TEXT:
== == ==

Für die Bildungsrepublik Deutschland ist das eine Vollbremsung. Und für Rainer Brüderles FDP-Credo des "mündigen Bürgers" sogar der Totalschaden. Denn wir leben doch in Zeiten und unter einer Bundesregierung, wo "Eigenverantwortung!", "Leistungsbereitschaft!!" und "persönliche Initiative!!!" in Marmor gemeißelt als Fixstern der Politik gelten. Sie sorgen sich um Ihre Rente im Alter? Informieren Sie sich und sorgen Sie vor! Sie verlieren den Überblick bei der Wahl der Krankenkasse? Na, dann strengen Sie sich mal ein bisschen an! Die Handy-Tarife verwirren Sie? Ja, dann lesen Sie doch das Kleingedruckte!
Gerade das Gelbe im Schwarzgelben ist sonst immer weit vorn mit dabei, wenn es darum geht, Kundinnen und Kunden möglichst orientierungslos im Irrgarten der Konsumgesellschaft zurückzulassen. "Lasst die Menschen frei entscheiden!", heißt es, wenn eine einfach zu lesende Kennzeichnung für Zucker im Essen wie die Nährstoffampel abgeschmettert wird. Und so sieht es dann auch aus in Deutschland: Die Zahl der überschuldeten Haushalte wächst in einem Maße, dass inzwischen auch Privatleute offiziell pleite gehen können.

== == ==

Erfasste Daten:
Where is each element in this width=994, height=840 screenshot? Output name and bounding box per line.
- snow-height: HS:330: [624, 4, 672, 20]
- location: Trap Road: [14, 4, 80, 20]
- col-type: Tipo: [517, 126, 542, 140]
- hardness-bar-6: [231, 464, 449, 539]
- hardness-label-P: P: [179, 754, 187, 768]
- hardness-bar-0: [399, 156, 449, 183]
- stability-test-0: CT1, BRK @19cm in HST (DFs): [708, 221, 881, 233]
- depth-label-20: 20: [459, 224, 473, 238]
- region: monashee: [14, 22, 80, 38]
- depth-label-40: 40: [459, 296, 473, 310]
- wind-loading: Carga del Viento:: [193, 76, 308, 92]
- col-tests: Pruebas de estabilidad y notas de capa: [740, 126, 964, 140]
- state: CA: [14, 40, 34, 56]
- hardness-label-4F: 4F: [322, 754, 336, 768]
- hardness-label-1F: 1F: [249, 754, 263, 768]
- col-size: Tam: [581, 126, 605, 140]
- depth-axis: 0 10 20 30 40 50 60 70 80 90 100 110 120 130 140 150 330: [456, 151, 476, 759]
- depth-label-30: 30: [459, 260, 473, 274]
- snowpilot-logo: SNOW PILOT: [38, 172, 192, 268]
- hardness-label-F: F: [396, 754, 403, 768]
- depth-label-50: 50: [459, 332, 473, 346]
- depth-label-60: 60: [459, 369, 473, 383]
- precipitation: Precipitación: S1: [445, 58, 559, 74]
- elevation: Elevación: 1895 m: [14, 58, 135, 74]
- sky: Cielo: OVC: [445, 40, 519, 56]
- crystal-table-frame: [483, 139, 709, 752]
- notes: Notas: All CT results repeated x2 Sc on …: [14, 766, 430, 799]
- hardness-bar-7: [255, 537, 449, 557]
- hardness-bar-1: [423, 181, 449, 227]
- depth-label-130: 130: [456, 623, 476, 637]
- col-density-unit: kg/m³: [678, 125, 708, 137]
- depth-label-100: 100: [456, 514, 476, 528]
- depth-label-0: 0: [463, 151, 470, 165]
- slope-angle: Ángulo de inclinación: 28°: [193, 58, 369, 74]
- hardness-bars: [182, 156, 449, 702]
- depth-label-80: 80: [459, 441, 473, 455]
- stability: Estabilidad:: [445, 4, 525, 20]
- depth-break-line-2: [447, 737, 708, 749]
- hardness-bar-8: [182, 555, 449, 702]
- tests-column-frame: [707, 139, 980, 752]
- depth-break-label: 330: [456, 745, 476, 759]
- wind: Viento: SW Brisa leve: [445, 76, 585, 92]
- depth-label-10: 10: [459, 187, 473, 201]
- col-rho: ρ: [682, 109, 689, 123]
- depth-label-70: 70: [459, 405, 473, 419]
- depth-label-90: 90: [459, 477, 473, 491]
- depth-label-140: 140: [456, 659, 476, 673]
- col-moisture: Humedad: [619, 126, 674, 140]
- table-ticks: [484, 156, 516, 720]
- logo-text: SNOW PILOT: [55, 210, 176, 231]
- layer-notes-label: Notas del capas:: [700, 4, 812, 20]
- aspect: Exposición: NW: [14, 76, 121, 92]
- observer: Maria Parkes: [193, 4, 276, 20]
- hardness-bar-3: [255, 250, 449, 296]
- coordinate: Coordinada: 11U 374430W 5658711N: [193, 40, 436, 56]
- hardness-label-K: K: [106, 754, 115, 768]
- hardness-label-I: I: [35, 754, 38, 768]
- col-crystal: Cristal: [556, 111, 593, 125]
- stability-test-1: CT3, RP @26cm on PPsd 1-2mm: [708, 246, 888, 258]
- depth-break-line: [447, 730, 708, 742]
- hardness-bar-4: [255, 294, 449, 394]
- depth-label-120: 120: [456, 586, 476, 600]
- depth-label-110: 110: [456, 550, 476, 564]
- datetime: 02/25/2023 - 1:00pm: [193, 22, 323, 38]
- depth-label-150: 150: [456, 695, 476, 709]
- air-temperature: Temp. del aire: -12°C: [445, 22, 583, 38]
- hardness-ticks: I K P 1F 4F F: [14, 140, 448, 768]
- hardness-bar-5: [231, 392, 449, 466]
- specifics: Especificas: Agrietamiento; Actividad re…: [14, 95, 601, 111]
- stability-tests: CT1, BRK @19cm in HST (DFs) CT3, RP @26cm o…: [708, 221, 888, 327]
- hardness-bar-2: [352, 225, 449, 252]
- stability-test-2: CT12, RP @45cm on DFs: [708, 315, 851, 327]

== == ==

AUFGABENSTELLUNG:
Geben Sie aus dem Text zur FDP den Abschnitt wörtlich wieder, der bei den Worten „Für die Bildungsrepublik“ einsetzt und nach „doch das Kleingedruckte!“ endet.

ERGEBNIS:
Für die Bildungsrepublik Deutschland ist das eine Vollbremsung. Und für Rainer Brüderles FDP-Credo des "mündigen Bürgers" sogar der Totalschaden. Denn wir leben doch in Zeiten und unter einer Bundesregierung, wo "Eigenverantwortung!", "Leistungsbereitschaft!!" und "persönliche Initiative!!!" in Marmor gemeißelt als Fixstern der Politik gelten. Sie sorgen sich um Ihre Rente im Alter? Informieren Sie sich und sorgen Sie vor! Sie verlieren den Überblick bei der Wahl der Krankenkasse? Na, dann strengen Sie sich mal ein bisschen an! Die Handy-Tarife verwirren Sie? Ja, dann lesen Sie doch das Kleingedruckte!